#### [QUOTED PASSAGE]
* * * * * * * * *
18. In sum, the text of the Constitution emphasizes a collective system of government, wherein decisions made by individuals are secondary or are based on the consensus of the group’s members for implementation. In addition, also with respect to the normative level, the three principles stated above are fully in keeping with what is understood by democracy, since it assumes a power of the people to delegate democracy, since it assumes a power of the people to delegate representatives, in whom an effective authority is vested, without prejudice to their responsibility, and, likewise, methods of reciprocal control between powers and procedures to reach agreement on solutions to problems.


19. A role of particular importance is granted by the Constitution to the Communist Party of Cuba; to evaluate it correctly it is necessary to refer simultaneously to articles 4 and 5. The first of these establishes that:

In the Republic of Cuba all the power belongs to the working people, who exercise it either directly or through the Assemblies of People’s Power and other organs of the State which derive their authority from these assemblies. The Power of the working people is sustained by the firm alliance of the working class with the peasants and the remaining strata of urban and rural workers, under the leadership of the working class.

20. According to the above article, the working people is tied to the State organs in the exercise of power. To this should be added what is established in article 5:

The Communist Party of Cuba, the organized Marxist-Leninst vanguard of the working class, is the highest leading force of the society and of the State, which organizes and guides the common efforts to achieve the goals of the construction of socialism and the progress toward a communist society.

21. In accordance with Article 5, the working people is guided and led by the working class. In addition, the latter has a vanguard, the Communist Party of Cuba. That political collectivity is “Marxist-Leninist” and is defined as the “highest leading force” of society and the State.

22. The Constitution does not indicate how the party is related to the institutions of the State in order to carry out the task entrusted to it. Formally, the process is explained as follows: the Party adopts resolutions which are equivalent to duties for its members, but which are only recommendations from the viewpoint of the organs of the State. These instructions are passed on to the members who use them as an instrument of persuasion of the citizens, and within the official organs. It is , then, the delegates or deputies to the Assembly of the people’s Power, national or local, and the members of the mass organizations who carry forward these measures. In the same way, in the case of electoral acts within those organs, the process takes place without the direct participation of the party; the members of the party, when proposing nominations, must abstain from doing so in the party’s name. Thus the competence belonging to the state authorities is preserved. The resolution on the organs of the people’s Power of the First Congress of the Communist Party establishes:

The leadership organs and agencies of the party, their members and their organizations shall seek to ensure that the mechanisms, methods and procedures proper to the Party are used in its relations with state institutions. These relations should be carried out on the basis of the most appropriate definition of powers, responsibilities and functions that correspond to each. It must be borne in mind that the organs of the people’s Power are the highest authority of the state in the territories under their jurisdiction and that they are entrusted with public administration.

The Party will guide, carry forward and control the tasks of the state organs, will control the policy for promotion and training of officials who will carry out and work toward the improvement of the mechanisms of the state, but the former must never supplant the latter in its powers and functions.
* * * * * * * * *
#### [ROWS]
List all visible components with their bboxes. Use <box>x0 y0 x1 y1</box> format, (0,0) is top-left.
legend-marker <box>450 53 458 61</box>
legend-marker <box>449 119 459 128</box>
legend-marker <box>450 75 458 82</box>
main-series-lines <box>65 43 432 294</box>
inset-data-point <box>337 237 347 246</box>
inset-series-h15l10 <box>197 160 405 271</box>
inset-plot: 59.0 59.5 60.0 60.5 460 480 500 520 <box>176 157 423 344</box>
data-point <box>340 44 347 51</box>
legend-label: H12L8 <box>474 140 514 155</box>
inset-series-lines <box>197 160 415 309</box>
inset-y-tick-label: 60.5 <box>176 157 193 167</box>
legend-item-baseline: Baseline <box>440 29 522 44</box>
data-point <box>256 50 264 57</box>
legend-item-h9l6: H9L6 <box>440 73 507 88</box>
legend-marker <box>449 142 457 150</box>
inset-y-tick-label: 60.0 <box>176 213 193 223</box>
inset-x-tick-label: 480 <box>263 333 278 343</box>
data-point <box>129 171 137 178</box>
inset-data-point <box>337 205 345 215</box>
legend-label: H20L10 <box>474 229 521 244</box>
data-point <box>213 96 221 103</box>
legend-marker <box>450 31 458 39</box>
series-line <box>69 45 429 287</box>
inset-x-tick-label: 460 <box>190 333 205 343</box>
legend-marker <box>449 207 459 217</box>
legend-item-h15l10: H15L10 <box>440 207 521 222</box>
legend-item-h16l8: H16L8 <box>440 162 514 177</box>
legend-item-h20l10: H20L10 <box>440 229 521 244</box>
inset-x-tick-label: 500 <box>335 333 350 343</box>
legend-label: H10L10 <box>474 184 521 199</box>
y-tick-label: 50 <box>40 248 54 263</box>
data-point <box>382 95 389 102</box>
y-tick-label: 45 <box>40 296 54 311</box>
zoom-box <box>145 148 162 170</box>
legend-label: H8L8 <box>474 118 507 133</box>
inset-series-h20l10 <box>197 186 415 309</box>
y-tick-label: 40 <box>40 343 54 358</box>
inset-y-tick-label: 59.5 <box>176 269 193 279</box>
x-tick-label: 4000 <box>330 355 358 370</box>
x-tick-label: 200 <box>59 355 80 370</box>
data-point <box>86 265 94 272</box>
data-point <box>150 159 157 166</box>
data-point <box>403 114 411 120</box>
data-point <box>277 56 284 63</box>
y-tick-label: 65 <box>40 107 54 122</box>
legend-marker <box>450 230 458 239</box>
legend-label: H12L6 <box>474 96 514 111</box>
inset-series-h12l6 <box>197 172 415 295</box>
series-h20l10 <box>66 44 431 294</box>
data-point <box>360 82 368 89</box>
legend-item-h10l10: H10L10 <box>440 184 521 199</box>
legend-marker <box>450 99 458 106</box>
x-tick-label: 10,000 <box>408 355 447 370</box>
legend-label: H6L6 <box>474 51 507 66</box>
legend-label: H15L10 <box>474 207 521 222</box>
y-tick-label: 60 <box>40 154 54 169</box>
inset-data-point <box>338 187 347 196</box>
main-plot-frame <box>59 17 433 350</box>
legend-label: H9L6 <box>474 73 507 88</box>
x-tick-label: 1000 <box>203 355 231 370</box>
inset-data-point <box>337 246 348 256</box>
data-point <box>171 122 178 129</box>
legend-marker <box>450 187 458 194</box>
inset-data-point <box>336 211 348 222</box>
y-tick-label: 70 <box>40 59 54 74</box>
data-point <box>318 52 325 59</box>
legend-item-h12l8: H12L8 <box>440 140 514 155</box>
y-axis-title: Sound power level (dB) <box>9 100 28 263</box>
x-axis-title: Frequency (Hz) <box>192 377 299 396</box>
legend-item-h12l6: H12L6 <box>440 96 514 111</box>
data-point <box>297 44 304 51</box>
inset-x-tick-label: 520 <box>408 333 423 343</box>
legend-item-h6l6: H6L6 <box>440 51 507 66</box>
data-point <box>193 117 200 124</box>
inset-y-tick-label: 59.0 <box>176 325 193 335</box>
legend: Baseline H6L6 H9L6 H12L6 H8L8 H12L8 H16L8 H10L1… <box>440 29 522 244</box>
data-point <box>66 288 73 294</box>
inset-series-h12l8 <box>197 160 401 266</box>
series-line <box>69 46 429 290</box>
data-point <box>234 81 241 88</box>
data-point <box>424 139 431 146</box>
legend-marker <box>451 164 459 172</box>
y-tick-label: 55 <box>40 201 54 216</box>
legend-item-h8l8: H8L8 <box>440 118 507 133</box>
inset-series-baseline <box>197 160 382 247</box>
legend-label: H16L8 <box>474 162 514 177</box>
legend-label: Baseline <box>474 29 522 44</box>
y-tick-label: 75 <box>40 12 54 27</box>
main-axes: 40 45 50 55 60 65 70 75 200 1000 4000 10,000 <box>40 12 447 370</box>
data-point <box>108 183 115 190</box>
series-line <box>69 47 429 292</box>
* * * * * * * * *
#### [AIM A]
Answer briefly from the passage on Cuba's Constitution:
(i) Which two articles must be read together to evaluate the role of the Communist Party of Cuba?
(ii) What does article 5 call the Party with respect to society and the State?
(iii) When party members propose nominations, what must they abstain from?
#### [AIM B]
From the passage on Cuba's Constitution, extract the text starting with "In the Republic" and going on through "a communist society.".
#### [AIM C]
Say whether each statement agrees with the passage on Cuba's Constitution. Answer yes or no, and quote the words that decide it.
(i) The Constitution indicates how the party is related to the institutions of the State.
(ii) From the viewpoint of the State organs, Party resolutions are only recommendations.
(iii) The Party may take over the powers and functions of the state organs.

#### [COMPLETE RESPONSE A]
(i) Articles 4 and 5.
(ii) The "highest leading force" of the society and of the State.
(iii) Doing so in the party's name.

#### [COMPLETE RESPONSE B]
In the Republic of Cuba all the power belongs to the working people, who exercise it either directly or through the Assemblies of People’s Power and other organs of the State which derive their authority from these assemblies. The Power of the working people is sustained by the firm alliance of the working class with the peasants and the remaining strata of urban and rural workers, under the leadership of the working class.

20. According to the above article, the working people is tied to the State organs in the exercise of power. To this should be added what is established in article 5:

The Communist Party of Cuba, the organized Marxist-Leninst vanguard of the working class, is the highest leading force of the society and of the State, which organizes and guides the common efforts to achieve the goals of the construction of socialism and the progress toward a communist society.

#### [COMPLETE RESPONSE C]
(i) No: "The Constitution does not indicate how the party is related to the institutions of the State in order to carry out the task entrusted to it."
(ii) Yes: "which are only recommendations from the viewpoint of the organs of the State."
(iii) No: "but the former must never supplant the latter in its powers and functions."